WORK INSTRUCTIONS — Find each line with the word "snippet" and copy it.

INFORMATION PROVIDED —
● ● ● ●

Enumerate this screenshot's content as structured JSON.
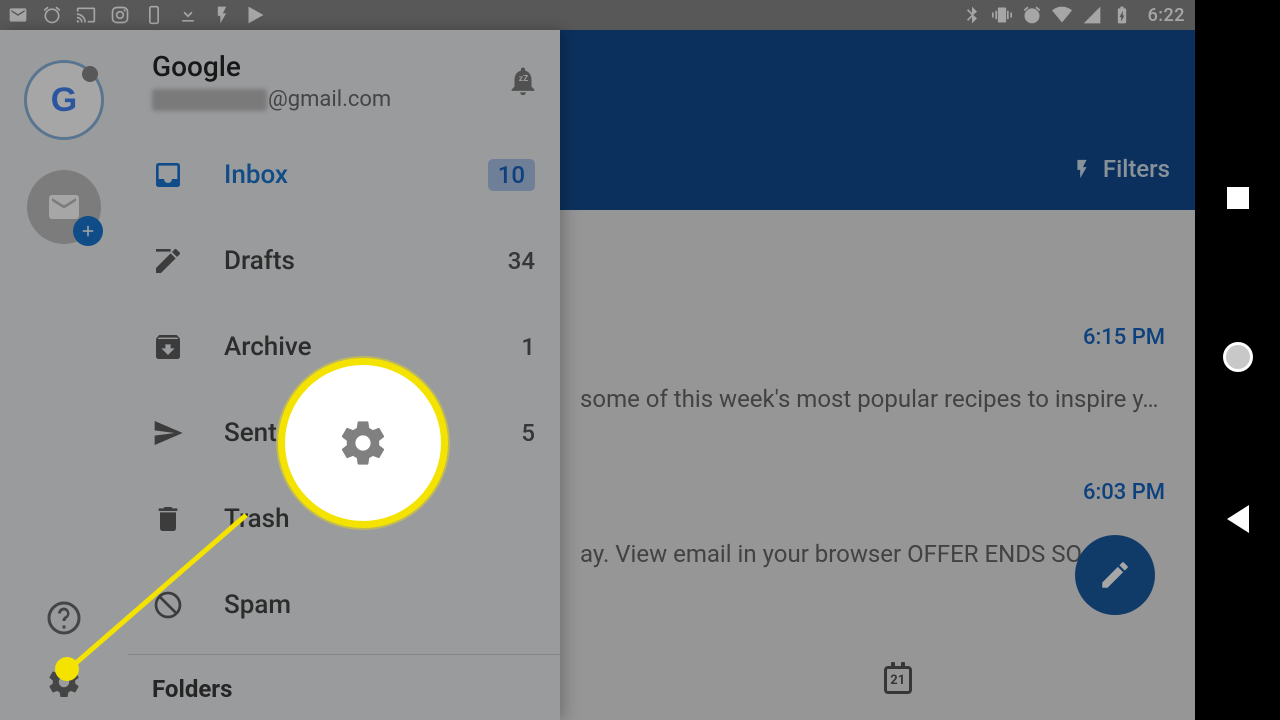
{
  "status_bar": {
    "time": "6:22"
  },
  "bottom_bar": {
    "calendar_day": "21"
  },
  "header": {
    "filters_label": "Filters"
  },
  "drawer": {
    "account_name": "Google",
    "account_email_suffix": "@gmail.com",
    "folders": [
      {
        "label": "Inbox",
        "count": "10"
      },
      {
        "label": "Drafts",
        "count": "34"
      },
      {
        "label": "Archive",
        "count": "1"
      },
      {
        "label": "Sent",
        "count": "5"
      },
      {
        "label": "Trash",
        "count": ""
      },
      {
        "label": "Spam",
        "count": ""
      }
    ],
    "section_label": "Folders"
  },
  "emails": [
    {
      "time": "6:15 PM",
      "snippet": "some of this week's most popular recipes to inspire y…"
    },
    {
      "time": "6:03 PM",
      "snippet": "ay. View email in your browser OFFER ENDS SO"
    }
  ]
}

● ● ● ●

FINISHED ANSWER —
      "snippet": "some of this week's most popular recipes to inspire y…"
      "snippet": "ay. View email in your browser OFFER ENDS SO"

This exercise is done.